» **Short exercise**: The records are to be restated in their entirety, word for word.

» **Raw records**:

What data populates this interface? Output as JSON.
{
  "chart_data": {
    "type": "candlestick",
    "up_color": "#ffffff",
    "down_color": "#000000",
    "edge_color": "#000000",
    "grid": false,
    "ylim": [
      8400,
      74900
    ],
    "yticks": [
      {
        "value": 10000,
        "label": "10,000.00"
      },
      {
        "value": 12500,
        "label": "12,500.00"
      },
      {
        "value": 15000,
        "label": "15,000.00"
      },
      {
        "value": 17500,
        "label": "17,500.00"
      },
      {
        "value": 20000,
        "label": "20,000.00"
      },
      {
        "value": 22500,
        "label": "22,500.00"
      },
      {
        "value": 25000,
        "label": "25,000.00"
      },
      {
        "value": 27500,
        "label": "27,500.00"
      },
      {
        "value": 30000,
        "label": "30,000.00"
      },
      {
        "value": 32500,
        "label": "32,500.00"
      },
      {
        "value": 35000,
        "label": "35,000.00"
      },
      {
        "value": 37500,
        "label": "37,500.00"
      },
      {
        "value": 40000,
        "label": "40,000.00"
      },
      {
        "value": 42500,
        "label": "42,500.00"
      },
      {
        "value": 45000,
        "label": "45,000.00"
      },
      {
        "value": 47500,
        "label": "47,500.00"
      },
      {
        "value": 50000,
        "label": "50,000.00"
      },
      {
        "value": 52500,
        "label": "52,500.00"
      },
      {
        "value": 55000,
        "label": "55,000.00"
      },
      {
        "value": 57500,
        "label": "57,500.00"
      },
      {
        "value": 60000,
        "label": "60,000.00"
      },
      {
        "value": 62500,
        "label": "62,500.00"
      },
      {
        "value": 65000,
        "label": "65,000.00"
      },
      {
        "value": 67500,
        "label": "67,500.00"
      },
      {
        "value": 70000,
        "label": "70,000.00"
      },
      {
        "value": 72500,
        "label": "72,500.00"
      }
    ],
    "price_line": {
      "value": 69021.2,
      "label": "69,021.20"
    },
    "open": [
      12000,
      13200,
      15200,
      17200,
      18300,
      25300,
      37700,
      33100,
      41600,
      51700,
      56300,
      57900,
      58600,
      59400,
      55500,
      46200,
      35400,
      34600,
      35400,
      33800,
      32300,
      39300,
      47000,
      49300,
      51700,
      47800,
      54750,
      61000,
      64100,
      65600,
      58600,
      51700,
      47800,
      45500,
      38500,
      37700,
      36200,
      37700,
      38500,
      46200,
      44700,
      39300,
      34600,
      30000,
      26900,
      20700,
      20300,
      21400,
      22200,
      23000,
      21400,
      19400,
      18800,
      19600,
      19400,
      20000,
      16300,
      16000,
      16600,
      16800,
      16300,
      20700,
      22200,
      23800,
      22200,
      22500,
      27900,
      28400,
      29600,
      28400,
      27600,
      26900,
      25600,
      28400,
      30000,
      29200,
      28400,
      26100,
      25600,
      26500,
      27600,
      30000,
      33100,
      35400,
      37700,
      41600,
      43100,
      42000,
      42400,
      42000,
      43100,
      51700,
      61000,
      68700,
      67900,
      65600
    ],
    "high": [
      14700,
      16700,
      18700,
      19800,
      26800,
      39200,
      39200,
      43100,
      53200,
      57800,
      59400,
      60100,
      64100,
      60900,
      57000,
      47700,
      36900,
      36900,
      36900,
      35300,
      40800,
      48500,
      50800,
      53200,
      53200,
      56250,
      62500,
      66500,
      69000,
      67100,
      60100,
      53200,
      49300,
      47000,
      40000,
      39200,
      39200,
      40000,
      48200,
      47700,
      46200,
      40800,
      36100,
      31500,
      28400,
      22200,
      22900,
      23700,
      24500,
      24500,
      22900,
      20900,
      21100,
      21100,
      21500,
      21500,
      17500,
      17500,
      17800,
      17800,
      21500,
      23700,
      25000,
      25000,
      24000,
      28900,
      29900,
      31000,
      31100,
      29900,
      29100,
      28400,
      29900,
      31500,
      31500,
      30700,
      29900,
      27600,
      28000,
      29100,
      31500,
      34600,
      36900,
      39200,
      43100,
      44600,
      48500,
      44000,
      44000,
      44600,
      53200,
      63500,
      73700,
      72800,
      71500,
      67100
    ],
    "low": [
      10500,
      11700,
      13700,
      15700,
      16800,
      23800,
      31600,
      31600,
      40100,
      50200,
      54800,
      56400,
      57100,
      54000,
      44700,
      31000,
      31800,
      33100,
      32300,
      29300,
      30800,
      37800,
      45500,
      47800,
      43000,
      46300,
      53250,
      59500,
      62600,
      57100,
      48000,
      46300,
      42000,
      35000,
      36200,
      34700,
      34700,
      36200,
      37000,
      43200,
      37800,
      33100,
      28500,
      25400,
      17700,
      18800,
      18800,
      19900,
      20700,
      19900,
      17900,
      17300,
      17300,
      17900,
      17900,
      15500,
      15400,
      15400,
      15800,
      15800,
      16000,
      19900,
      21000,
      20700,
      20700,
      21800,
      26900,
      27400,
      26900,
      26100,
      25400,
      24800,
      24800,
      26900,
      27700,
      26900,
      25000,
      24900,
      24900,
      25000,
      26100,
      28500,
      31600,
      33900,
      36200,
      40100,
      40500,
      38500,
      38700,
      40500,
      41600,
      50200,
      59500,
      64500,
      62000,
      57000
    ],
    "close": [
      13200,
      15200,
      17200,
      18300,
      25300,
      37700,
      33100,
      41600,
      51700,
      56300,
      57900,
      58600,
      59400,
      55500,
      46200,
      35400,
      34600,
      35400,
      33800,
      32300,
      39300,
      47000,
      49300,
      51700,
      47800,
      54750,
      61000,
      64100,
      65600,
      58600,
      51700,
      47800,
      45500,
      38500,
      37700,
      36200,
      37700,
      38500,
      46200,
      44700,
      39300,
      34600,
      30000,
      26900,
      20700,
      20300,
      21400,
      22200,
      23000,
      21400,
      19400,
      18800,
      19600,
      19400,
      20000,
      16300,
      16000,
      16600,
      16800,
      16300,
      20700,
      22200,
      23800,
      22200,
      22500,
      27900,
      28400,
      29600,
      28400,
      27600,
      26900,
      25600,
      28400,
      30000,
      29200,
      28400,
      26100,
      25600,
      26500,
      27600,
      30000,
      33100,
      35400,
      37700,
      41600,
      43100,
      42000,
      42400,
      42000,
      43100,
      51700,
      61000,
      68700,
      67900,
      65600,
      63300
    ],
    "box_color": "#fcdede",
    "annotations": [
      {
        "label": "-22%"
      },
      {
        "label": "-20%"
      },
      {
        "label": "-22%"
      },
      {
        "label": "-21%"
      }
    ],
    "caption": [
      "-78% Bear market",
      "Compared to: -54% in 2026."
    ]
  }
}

» **Output for this task**:
What data populates this interface? Output as JSON.
{
  "chart_data": {
    "type": "candlestick",
    "up_color": "#ffffff",
    "down_color": "#000000",
    "edge_color": "#000000",
    "grid": false,
    "ylim": [
      8400,
      74900
    ],
    "yticks": [
      {
        "value": 10000,
        "label": "10,000.00"
      },
      {
        "value": 12500,
        "label": "12,500.00"
      },
      {
        "value": 15000,
        "label": "15,000.00"
      },
      {
        "value": 17500,
        "label": "17,500.00"
      },
      {
        "value": 20000,
        "label": "20,000.00"
      },
      {
        "value": 22500,
        "label": "22,500.00"
      },
      {
        "value": 25000,
        "label": "25,000.00"
      },
      {
        "value": 27500,
        "label": "27,500.00"
      },
      {
        "value": 30000,
        "label": "30,000.00"
      },
      {
        "value": 32500,
        "label": "32,500.00"
      },
      {
        "value": 35000,
        "label": "35,000.00"
      },
      {
        "value": 37500,
        "label": "37,500.00"
      },
      {
        "value": 40000,
        "label": "40,000.00"
      },
      {
        "value": 42500,
        "label": "42,500.00"
      },
      {
        "value": 45000,
        "label": "45,000.00"
      },
      {
        "value": 47500,
        "label": "47,500.00"
      },
      {
        "value": 50000,
        "label": "50,000.00"
      },
      {
        "value": 52500,
        "label": "52,500.00"
      },
      {
        "value": 55000,
        "label": "55,000.00"
      },
      {
        "value": 57500,
        "label": "57,500.00"
      },
      {
        "value": 60000,
        "label": "60,000.00"
      },
      {
        "value": 62500,
        "label": "62,500.00"
      },
      {
        "value": 65000,
        "label": "65,000.00"
      },
      {
        "value": 67500,
        "label": "67,500.00"
      },
      {
        "value": 70000,
        "label": "70,000.00"
      },
      {
        "value": 72500,
        "label": "72,500.00"
      }
    ],
    "price_line": {
      "value": 69021.2,
      "label": "69,021.20"
    },
    "open": [
      12000,
      13200,
      15200,
      17200,
      18300,
      25300,
      37700,
      33100,
      41600,
      51700,
      56300,
      57900,
      58600,
      59400,
      55500,
      46200,
      35400,
      34600,
      35400,
      33800,
      32300,
      39300,
      47000,
      49300,
      51700,
      47800,
      54750,
      61000,
      64100,
      65600,
      58600,
      51700,
      47800,
      45500,
      38500,
      37700,
      36200,
      37700,
      38500,
      46200,
      44700,
      39300,
      34600,
      30000,
      26900,
      20700,
      20300,
      21400,
      22200,
      23000,
      21400,
      19400,
      18800,
      19600,
      19400,
      20000,
      16300,
      16000,
      16600,
      16800,
      16300,
      20700,
      22200,
      23800,
      22200,
      22500,
      27900,
      28400,
      29600,
      28400,
      27600,
      26900,
      25600,
      28400,
      30000,
      29200,
      28400,
      26100,
      25600,
      26500,
      27600,
      30000,
      33100,
      35400,
      37700,
      41600,
      43100,
      42000,
      42400,
      42000,
      43100,
      51700,
      61000,
      68700,
      67900,
      65600
    ],
    "high": [
      14700,
      16700,
      18700,
      19800,
      26800,
      39200,
      39200,
      43100,
      53200,
      57800,
      59400,
      60100,
      64100,
      60900,
      57000,
      47700,
      36900,
      36900,
      36900,
      35300,
      40800,
      48500,
      50800,
      53200,
      53200,
      56250,
      62500,
      66500,
      69000,
      67100,
      60100,
      53200,
      49300,
      47000,
      40000,
      39200,
      39200,
      40000,
      48200,
      47700,
      46200,
      40800,
      36100,
      31500,
      28400,
      22200,
      22900,
      23700,
      24500,
      24500,
      22900,
      20900,
      21100,
      21100,
      21500,
      21500,
      17500,
      17500,
      17800,
      17800,
      21500,
      23700,
      25000,
      25000,
      24000,
      28900,
      29900,
      31000,
      31100,
      29900,
      29100,
      28400,
      29900,
      31500,
      31500,
      30700,
      29900,
      27600,
      28000,
      29100,
      31500,
      34600,
      36900,
      39200,
      43100,
      44600,
      48500,
      44000,
      44000,
      44600,
      53200,
      63500,
      73700,
      72800,
      71500,
      67100
    ],
    "low": [
      10500,
      11700,
      13700,
      15700,
      16800,
      23800,
      31600,
      31600,
      40100,
      50200,
      54800,
      56400,
      57100,
      54000,
      44700,
      31000,
      31800,
      33100,
      32300,
      29300,
      30800,
      37800,
      45500,
      47800,
      43000,
      46300,
      53250,
      59500,
      62600,
      57100,
      48000,
      46300,
      42000,
      35000,
      36200,
      34700,
      34700,
      36200,
      37000,
      43200,
      37800,
      33100,
      28500,
      25400,
      17700,
      18800,
      18800,
      19900,
      20700,
      19900,
      17900,
      17300,
      17300,
      17900,
      17900,
      15500,
      15400,
      15400,
      15800,
      15800,
      16000,
      19900,
      21000,
      20700,
      20700,
      21800,
      26900,
      27400,
      26900,
      26100,
      25400,
      24800,
      24800,
      26900,
      27700,
      26900,
      25000,
      24900,
      24900,
      25000,
      26100,
      28500,
      31600,
      33900,
      36200,
      40100,
      40500,
      38500,
      38700,
      40500,
      41600,
      50200,
      59500,
      64500,
      62000,
      57000
    ],
    "close": [
      13200,
      15200,
      17200,
      18300,
      25300,
      37700,
      33100,
      41600,
      51700,
      56300,
      57900,
      58600,
      59400,
      55500,
      46200,
      35400,
      34600,
      35400,
      33800,
      32300,
      39300,
      47000,
      49300,
      51700,
      47800,
      54750,
      61000,
      64100,
      65600,
      58600,
      51700,
      47800,
      45500,
      38500,
      37700,
      36200,
      37700,
      38500,
      46200,
      44700,
      39300,
      34600,
      30000,
      26900,
      20700,
      20300,
      21400,
      22200,
      23000,
      21400,
      19400,
      18800,
      19600,
      19400,
      20000,
      16300,
      16000,
      16600,
      16800,
      16300,
      20700,
      22200,
      23800,
      22200,
      22500,
      27900,
      28400,
      29600,
      28400,
      27600,
      26900,
      25600,
      28400,
      30000,
      29200,
      28400,
      26100,
      25600,
      26500,
      27600,
      30000,
      33100,
      35400,
      37700,
      41600,
      43100,
      42000,
      42400,
      42000,
      43100,
      51700,
      61000,
      68700,
      67900,
      65600,
      63300
    ],
    "box_color": "#fcdede",
    "annotations": [
      {
        "label": "-22%"
      },
      {
        "label": "-20%"
      },
      {
        "label": "-22%"
      },
      {
        "label": "-21%"
      }
    ],
    "caption": [
      "-78% Bear market",
      "Compared to: -54% in 2026."
    ]
  }
}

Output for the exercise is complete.